Stated task:
Pull out every line containing the string "page".
** START **
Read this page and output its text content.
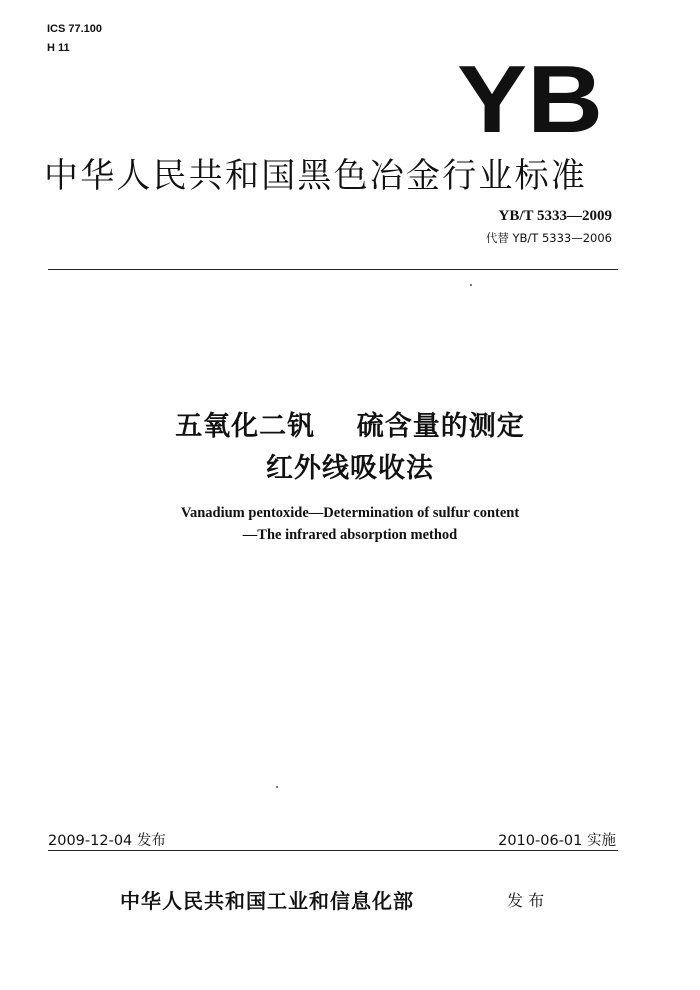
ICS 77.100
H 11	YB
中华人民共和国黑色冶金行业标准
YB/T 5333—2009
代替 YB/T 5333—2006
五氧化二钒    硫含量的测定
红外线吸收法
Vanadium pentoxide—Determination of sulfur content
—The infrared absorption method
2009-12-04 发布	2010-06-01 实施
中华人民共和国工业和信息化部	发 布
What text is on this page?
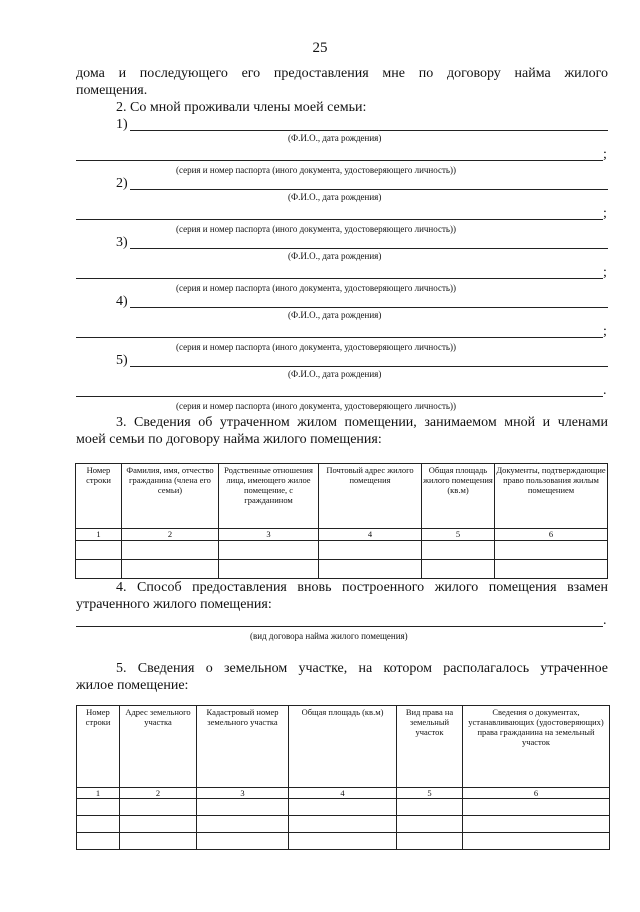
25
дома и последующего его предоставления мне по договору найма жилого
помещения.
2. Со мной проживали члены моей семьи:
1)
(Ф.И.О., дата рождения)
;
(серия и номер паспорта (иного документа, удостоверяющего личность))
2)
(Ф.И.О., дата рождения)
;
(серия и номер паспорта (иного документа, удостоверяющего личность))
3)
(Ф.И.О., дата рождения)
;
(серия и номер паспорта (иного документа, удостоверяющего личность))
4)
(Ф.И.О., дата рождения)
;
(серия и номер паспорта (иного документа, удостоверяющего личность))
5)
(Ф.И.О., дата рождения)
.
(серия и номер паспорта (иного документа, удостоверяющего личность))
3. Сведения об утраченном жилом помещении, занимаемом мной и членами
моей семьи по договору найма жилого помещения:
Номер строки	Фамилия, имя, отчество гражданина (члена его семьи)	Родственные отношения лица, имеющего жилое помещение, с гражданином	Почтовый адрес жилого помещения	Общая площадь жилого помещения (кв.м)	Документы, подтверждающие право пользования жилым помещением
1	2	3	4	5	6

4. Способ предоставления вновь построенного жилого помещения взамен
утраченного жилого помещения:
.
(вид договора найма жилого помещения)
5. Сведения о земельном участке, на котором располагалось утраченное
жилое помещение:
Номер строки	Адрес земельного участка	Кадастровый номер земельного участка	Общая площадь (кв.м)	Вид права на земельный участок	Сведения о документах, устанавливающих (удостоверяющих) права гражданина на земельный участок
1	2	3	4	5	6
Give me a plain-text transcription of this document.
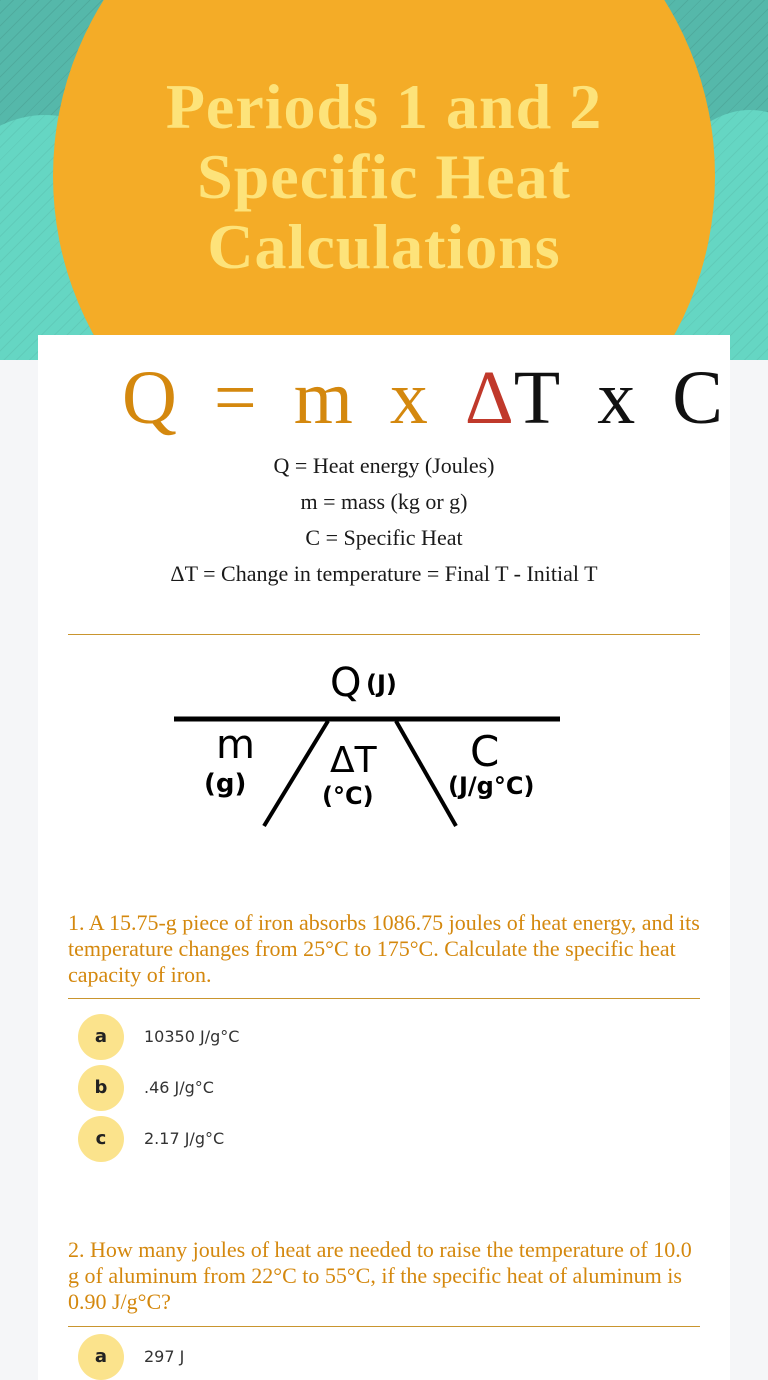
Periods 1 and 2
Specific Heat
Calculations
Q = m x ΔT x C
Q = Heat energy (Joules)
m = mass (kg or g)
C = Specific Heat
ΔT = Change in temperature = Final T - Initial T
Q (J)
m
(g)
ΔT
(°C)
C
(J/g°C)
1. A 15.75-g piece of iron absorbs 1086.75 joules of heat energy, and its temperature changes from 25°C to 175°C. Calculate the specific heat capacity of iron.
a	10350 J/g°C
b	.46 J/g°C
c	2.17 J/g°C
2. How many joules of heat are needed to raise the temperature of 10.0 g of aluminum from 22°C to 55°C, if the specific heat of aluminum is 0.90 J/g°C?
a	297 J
** END **
Expected output:
Read this page and output its text content.
What text is on this page?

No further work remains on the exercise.